◆ PROBLEM DESCRIPTION ◆
Write out each record below exactly as it appears, with no pictures.

◆ DATA TO USE ◆

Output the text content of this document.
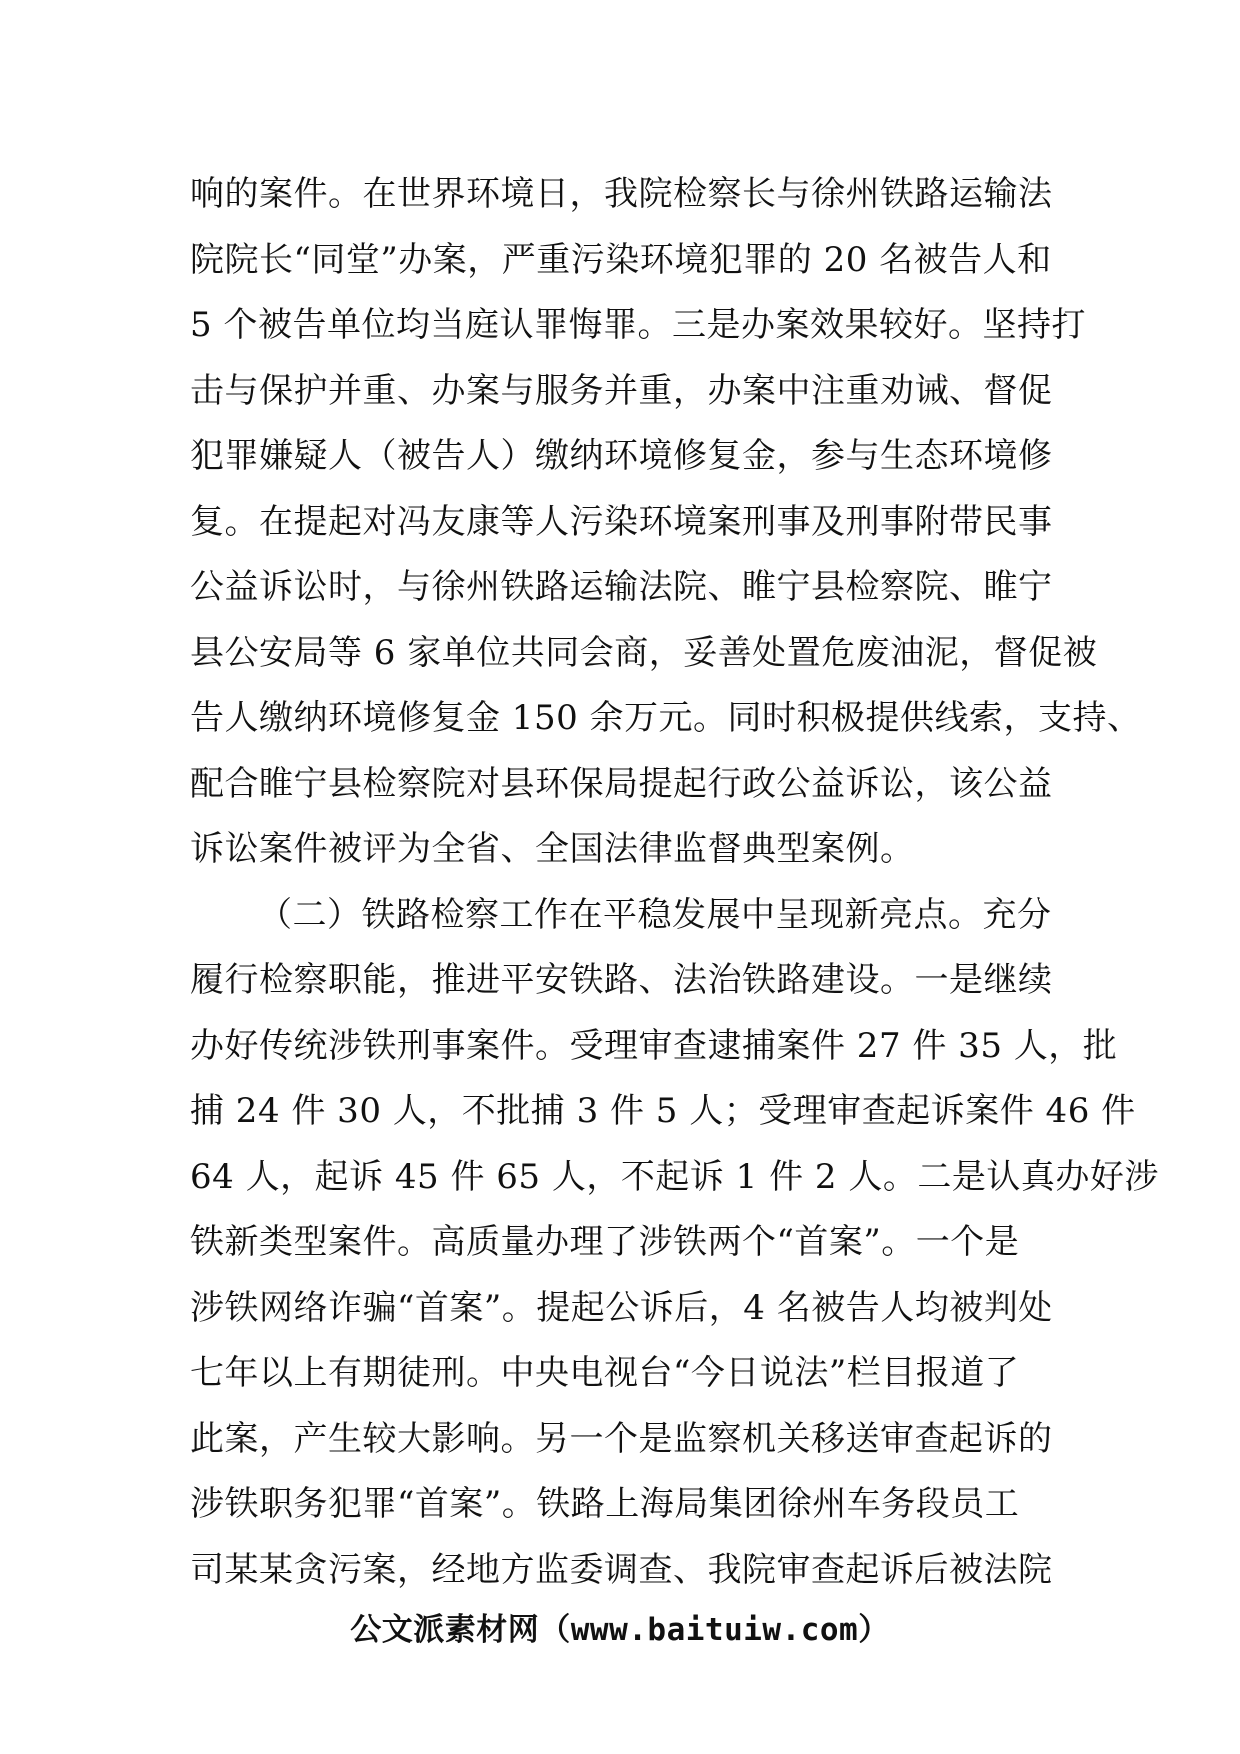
响的案件。在世界环境日，我院检察长与徐州铁路运输法
院院长“同堂”办案，严重污染环境犯罪的 20 名被告人和
5 个被告单位均当庭认罪悔罪。三是办案效果较好。坚持打
击与保护并重、办案与服务并重，办案中注重劝诫、督促
犯罪嫌疑人（被告人）缴纳环境修复金，参与生态环境修
复。在提起对冯友康等人污染环境案刑事及刑事附带民事
公益诉讼时，与徐州铁路运输法院、睢宁县检察院、睢宁
县公安局等 6 家单位共同会商，妥善处置危废油泥，督促被
告人缴纳环境修复金 150 余万元。同时积极提供线索，支持、
配合睢宁县检察院对县环保局提起行政公益诉讼，该公益
诉讼案件被评为全省、全国法律监督典型案例。
（二）铁路检察工作在平稳发展中呈现新亮点。充分
履行检察职能，推进平安铁路、法治铁路建设。一是继续
办好传统涉铁刑事案件。受理审查逮捕案件 27 件 35 人，批
捕 24 件 30 人，不批捕 3 件 5 人；受理审查起诉案件 46 件
64 人，起诉 45 件 65 人，不起诉 1 件 2 人。二是认真办好涉
铁新类型案件。高质量办理了涉铁两个“首案”。一个是
涉铁网络诈骗“首案”。提起公诉后，4 名被告人均被判处
七年以上有期徒刑。中央电视台“今日说法”栏目报道了
此案，产生较大影响。另一个是监察机关移送审查起诉的
涉铁职务犯罪“首案”。铁路上海局集团徐州车务段员工
司某某贪污案，经地方监委调查、我院审查起诉后被法院
公文派素材网（www.baituiw.com）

◆ OUTPUT OF THE EXERCISE ◆
Output the text content of this document.
响的案件。在世界环境日，我院检察长与徐州铁路运输法
院院长“同堂”办案，严重污染环境犯罪的 20 名被告人和
5 个被告单位均当庭认罪悔罪。三是办案效果较好。坚持打
击与保护并重、办案与服务并重，办案中注重劝诫、督促
犯罪嫌疑人（被告人）缴纳环境修复金，参与生态环境修
复。在提起对冯友康等人污染环境案刑事及刑事附带民事
公益诉讼时，与徐州铁路运输法院、睢宁县检察院、睢宁
县公安局等 6 家单位共同会商，妥善处置危废油泥，督促被
告人缴纳环境修复金 150 余万元。同时积极提供线索，支持、
配合睢宁县检察院对县环保局提起行政公益诉讼，该公益
诉讼案件被评为全省、全国法律监督典型案例。
（二）铁路检察工作在平稳发展中呈现新亮点。充分
履行检察职能，推进平安铁路、法治铁路建设。一是继续
办好传统涉铁刑事案件。受理审查逮捕案件 27 件 35 人，批
捕 24 件 30 人，不批捕 3 件 5 人；受理审查起诉案件 46 件
64 人，起诉 45 件 65 人，不起诉 1 件 2 人。二是认真办好涉
铁新类型案件。高质量办理了涉铁两个“首案”。一个是
涉铁网络诈骗“首案”。提起公诉后，4 名被告人均被判处
七年以上有期徒刑。中央电视台“今日说法”栏目报道了
此案，产生较大影响。另一个是监察机关移送审查起诉的
涉铁职务犯罪“首案”。铁路上海局集团徐州车务段员工
司某某贪污案，经地方监委调查、我院审查起诉后被法院
公文派素材网（www.baituiw.com）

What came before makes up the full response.